Direction:
Reproduce the lines below, switching each "y-tick-label" to "y-axis-label" and leaving everything else unchanged.

Material provided:
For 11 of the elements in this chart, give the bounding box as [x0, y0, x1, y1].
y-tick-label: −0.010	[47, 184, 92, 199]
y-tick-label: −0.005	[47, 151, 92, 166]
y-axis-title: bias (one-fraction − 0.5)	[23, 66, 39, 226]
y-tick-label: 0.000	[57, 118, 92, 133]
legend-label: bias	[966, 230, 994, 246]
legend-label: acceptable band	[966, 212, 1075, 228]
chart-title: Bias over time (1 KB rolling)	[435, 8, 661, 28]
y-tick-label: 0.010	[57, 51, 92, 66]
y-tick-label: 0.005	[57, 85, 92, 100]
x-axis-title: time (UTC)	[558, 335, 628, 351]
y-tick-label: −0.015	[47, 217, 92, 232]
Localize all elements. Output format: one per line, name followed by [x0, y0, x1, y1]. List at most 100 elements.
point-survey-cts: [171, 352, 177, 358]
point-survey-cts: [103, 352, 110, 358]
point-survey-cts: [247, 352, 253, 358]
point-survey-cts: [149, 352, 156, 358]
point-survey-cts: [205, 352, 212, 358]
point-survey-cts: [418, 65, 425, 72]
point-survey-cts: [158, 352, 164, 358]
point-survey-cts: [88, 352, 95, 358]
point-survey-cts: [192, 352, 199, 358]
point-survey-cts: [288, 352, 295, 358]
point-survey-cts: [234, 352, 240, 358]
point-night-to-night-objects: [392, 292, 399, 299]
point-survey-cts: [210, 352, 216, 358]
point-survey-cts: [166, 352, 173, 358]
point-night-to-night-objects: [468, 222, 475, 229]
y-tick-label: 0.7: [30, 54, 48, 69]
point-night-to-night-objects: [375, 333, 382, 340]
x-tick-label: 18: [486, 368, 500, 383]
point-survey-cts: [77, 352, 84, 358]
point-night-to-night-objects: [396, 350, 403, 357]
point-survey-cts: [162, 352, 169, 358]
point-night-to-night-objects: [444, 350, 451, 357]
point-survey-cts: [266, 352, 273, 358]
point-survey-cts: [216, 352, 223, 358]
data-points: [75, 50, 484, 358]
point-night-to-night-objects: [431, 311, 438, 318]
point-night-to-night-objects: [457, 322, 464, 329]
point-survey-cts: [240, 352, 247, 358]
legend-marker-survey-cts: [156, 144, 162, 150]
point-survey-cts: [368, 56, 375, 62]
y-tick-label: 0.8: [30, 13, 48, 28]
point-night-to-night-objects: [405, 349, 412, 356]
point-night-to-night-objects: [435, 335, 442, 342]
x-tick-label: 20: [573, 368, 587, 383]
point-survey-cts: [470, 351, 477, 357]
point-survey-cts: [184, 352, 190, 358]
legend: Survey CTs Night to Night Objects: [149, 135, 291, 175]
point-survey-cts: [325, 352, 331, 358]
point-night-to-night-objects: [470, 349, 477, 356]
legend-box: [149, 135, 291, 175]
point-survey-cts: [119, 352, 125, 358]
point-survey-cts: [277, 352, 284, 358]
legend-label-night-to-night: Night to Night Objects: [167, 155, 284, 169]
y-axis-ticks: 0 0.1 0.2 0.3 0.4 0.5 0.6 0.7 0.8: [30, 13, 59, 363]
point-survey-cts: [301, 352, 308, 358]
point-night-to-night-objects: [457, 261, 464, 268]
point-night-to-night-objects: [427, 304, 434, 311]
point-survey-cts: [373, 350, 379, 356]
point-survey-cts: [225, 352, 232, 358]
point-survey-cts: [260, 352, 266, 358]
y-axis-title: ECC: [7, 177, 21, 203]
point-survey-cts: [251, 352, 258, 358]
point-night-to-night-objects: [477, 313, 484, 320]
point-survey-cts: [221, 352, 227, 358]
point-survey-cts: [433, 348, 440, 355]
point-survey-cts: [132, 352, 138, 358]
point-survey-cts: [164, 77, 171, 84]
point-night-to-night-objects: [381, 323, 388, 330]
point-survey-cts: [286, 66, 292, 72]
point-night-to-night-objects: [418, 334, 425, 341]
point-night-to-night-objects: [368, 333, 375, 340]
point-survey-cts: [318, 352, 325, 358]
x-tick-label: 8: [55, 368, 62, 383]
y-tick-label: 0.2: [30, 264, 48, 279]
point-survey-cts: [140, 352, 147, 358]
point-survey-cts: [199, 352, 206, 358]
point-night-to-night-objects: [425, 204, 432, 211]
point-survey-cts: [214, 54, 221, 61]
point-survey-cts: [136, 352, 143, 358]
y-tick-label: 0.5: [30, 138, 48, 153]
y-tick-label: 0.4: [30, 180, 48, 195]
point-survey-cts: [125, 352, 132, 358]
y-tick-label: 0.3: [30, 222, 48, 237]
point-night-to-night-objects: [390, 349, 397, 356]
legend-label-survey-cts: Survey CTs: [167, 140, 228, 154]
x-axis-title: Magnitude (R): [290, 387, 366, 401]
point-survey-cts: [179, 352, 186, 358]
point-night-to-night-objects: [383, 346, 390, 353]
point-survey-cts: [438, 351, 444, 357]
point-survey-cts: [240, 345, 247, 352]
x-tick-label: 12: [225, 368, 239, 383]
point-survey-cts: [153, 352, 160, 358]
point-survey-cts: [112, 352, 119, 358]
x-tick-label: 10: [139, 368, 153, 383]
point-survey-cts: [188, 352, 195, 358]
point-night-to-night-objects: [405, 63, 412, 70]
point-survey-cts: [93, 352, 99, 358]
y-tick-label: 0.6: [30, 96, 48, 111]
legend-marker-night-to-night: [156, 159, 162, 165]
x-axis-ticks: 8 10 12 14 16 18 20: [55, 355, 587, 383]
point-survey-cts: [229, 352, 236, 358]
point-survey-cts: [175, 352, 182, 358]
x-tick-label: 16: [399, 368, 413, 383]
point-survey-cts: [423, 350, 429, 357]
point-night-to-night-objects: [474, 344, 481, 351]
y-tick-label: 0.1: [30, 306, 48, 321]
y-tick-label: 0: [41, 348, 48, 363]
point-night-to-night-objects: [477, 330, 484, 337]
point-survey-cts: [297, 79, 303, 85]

Full response:
For 11 of the elements in this chart, give the bounding box as [x0, y0, x1, y1].
y-axis-label: −0.010	[47, 184, 92, 199]
y-axis-label: −0.005	[47, 151, 92, 166]
y-axis-title: bias (one-fraction − 0.5)	[23, 66, 39, 226]
y-axis-label: 0.000	[57, 118, 92, 133]
legend-label: bias	[966, 230, 994, 246]
legend-label: acceptable band	[966, 212, 1075, 228]
chart-title: Bias over time (1 KB rolling)	[435, 8, 661, 28]
y-axis-label: 0.010	[57, 51, 92, 66]
y-axis-label: 0.005	[57, 85, 92, 100]
x-axis-title: time (UTC)	[558, 335, 628, 351]
y-axis-label: −0.015	[47, 217, 92, 232]
Localize all elements. Output format: one per line, name followed by [x0, y0, x1, y1]. List at most 100 elements.
point-survey-cts: [171, 352, 177, 358]
point-survey-cts: [103, 352, 110, 358]
point-survey-cts: [247, 352, 253, 358]
point-survey-cts: [149, 352, 156, 358]
point-survey-cts: [205, 352, 212, 358]
point-survey-cts: [418, 65, 425, 72]
point-survey-cts: [158, 352, 164, 358]
point-survey-cts: [88, 352, 95, 358]
point-survey-cts: [192, 352, 199, 358]
point-survey-cts: [288, 352, 295, 358]
point-survey-cts: [234, 352, 240, 358]
point-night-to-night-objects: [392, 292, 399, 299]
point-survey-cts: [210, 352, 216, 358]
point-survey-cts: [166, 352, 173, 358]
point-night-to-night-objects: [468, 222, 475, 229]
y-axis-label: 0.7: [30, 54, 48, 69]
point-night-to-night-objects: [375, 333, 382, 340]
x-tick-label: 18: [486, 368, 500, 383]
point-survey-cts: [77, 352, 84, 358]
point-night-to-night-objects: [396, 350, 403, 357]
point-survey-cts: [162, 352, 169, 358]
point-night-to-night-objects: [444, 350, 451, 357]
point-survey-cts: [266, 352, 273, 358]
point-survey-cts: [216, 352, 223, 358]
data-points: [75, 50, 484, 358]
point-night-to-night-objects: [431, 311, 438, 318]
point-night-to-night-objects: [457, 322, 464, 329]
point-survey-cts: [240, 352, 247, 358]
legend-marker-survey-cts: [156, 144, 162, 150]
point-survey-cts: [368, 56, 375, 62]
y-axis-label: 0.8: [30, 13, 48, 28]
point-night-to-night-objects: [405, 349, 412, 356]
point-night-to-night-objects: [435, 335, 442, 342]
x-tick-label: 20: [573, 368, 587, 383]
point-survey-cts: [470, 351, 477, 357]
point-survey-cts: [184, 352, 190, 358]
legend: Survey CTs Night to Night Objects: [149, 135, 291, 175]
point-survey-cts: [325, 352, 331, 358]
point-night-to-night-objects: [470, 349, 477, 356]
legend-box: [149, 135, 291, 175]
point-survey-cts: [119, 352, 125, 358]
point-survey-cts: [277, 352, 284, 358]
legend-label-night-to-night: Night to Night Objects: [167, 155, 284, 169]
y-axis-ticks: 0 0.1 0.2 0.3 0.4 0.5 0.6 0.7 0.8: [30, 13, 59, 363]
point-survey-cts: [301, 352, 308, 358]
point-night-to-night-objects: [457, 261, 464, 268]
point-night-to-night-objects: [427, 304, 434, 311]
point-survey-cts: [373, 350, 379, 356]
point-survey-cts: [225, 352, 232, 358]
point-survey-cts: [260, 352, 266, 358]
y-axis-title: ECC: [7, 177, 21, 203]
point-survey-cts: [251, 352, 258, 358]
point-night-to-night-objects: [477, 313, 484, 320]
point-survey-cts: [221, 352, 227, 358]
point-survey-cts: [433, 348, 440, 355]
point-survey-cts: [132, 352, 138, 358]
point-survey-cts: [164, 77, 171, 84]
point-night-to-night-objects: [381, 323, 388, 330]
point-survey-cts: [286, 66, 292, 72]
point-night-to-night-objects: [418, 334, 425, 341]
point-night-to-night-objects: [368, 333, 375, 340]
point-survey-cts: [318, 352, 325, 358]
x-tick-label: 8: [55, 368, 62, 383]
y-axis-label: 0.2: [30, 264, 48, 279]
point-survey-cts: [140, 352, 147, 358]
point-survey-cts: [199, 352, 206, 358]
point-night-to-night-objects: [425, 204, 432, 211]
point-survey-cts: [214, 54, 221, 61]
point-survey-cts: [136, 352, 143, 358]
y-axis-label: 0.5: [30, 138, 48, 153]
y-axis-label: 0.4: [30, 180, 48, 195]
point-survey-cts: [125, 352, 132, 358]
y-axis-label: 0.3: [30, 222, 48, 237]
point-night-to-night-objects: [390, 349, 397, 356]
legend-label-survey-cts: Survey CTs: [167, 140, 228, 154]
x-axis-title: Magnitude (R): [290, 387, 366, 401]
point-survey-cts: [179, 352, 186, 358]
point-night-to-night-objects: [383, 346, 390, 353]
point-survey-cts: [438, 351, 444, 357]
point-survey-cts: [240, 345, 247, 352]
x-tick-label: 12: [225, 368, 239, 383]
point-survey-cts: [153, 352, 160, 358]
point-survey-cts: [112, 352, 119, 358]
x-tick-label: 10: [139, 368, 153, 383]
point-survey-cts: [188, 352, 195, 358]
point-night-to-night-objects: [405, 63, 412, 70]
point-survey-cts: [93, 352, 99, 358]
y-axis-label: 0.6: [30, 96, 48, 111]
legend-marker-night-to-night: [156, 159, 162, 165]
x-axis-ticks: 8 10 12 14 16 18 20: [55, 355, 587, 383]
point-survey-cts: [229, 352, 236, 358]
point-survey-cts: [175, 352, 182, 358]
x-tick-label: 16: [399, 368, 413, 383]
point-survey-cts: [423, 350, 429, 357]
point-night-to-night-objects: [474, 344, 481, 351]
y-axis-label: 0.1: [30, 306, 48, 321]
y-axis-label: 0: [41, 348, 48, 363]
point-night-to-night-objects: [477, 330, 484, 337]
point-survey-cts: [297, 79, 303, 85]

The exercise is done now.